[Directive] Find every line in the records below that holds the word "数学史选讲", and copy each one.

Records from a data collection:
———
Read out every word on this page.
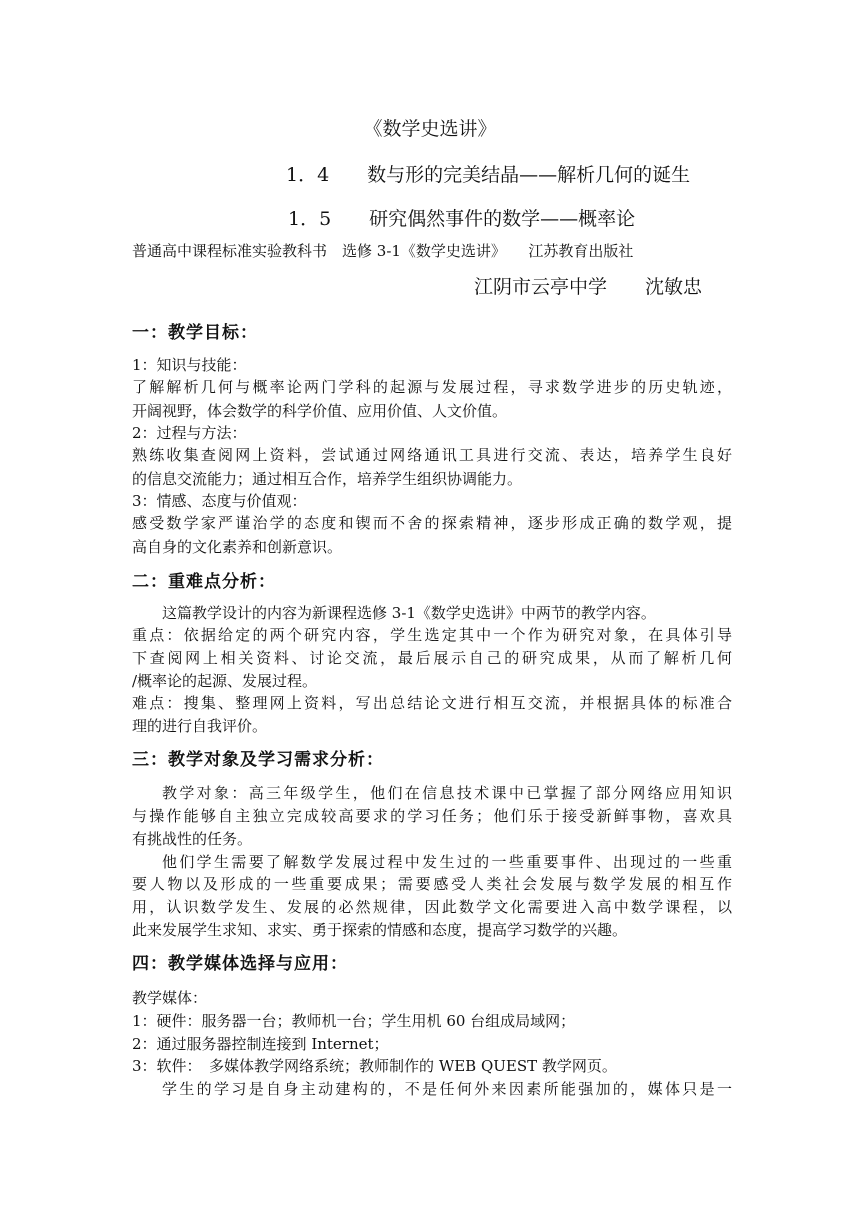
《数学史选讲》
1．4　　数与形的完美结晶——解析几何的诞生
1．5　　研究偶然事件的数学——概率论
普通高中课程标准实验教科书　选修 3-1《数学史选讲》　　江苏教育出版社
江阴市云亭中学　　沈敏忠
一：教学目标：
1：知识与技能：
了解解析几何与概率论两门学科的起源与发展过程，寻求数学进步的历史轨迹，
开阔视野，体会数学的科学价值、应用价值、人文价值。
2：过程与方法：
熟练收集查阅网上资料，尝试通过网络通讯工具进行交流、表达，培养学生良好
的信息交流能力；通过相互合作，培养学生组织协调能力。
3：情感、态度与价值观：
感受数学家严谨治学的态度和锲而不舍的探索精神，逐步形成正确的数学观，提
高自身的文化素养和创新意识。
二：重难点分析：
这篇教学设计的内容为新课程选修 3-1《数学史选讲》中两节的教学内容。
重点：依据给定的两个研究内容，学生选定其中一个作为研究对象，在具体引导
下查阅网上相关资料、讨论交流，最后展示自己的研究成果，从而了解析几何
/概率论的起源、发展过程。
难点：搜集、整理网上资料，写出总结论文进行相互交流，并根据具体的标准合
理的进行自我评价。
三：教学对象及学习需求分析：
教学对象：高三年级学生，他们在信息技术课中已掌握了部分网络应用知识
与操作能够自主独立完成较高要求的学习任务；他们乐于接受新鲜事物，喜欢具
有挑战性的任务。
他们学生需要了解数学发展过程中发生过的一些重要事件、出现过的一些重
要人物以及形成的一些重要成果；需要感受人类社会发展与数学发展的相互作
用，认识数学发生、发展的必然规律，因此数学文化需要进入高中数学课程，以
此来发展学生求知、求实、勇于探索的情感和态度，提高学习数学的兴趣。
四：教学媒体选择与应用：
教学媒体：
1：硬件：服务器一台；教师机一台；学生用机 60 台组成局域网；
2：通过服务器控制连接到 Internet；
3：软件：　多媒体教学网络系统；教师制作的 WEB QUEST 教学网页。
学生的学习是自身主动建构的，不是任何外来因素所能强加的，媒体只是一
———
[Solution to this exercise]
《数学史选讲》
普通高中课程标准实验教科书　选修 3-1《数学史选讲》　　江苏教育出版社
这篇教学设计的内容为新课程选修 3-1《数学史选讲》中两节的教学内容。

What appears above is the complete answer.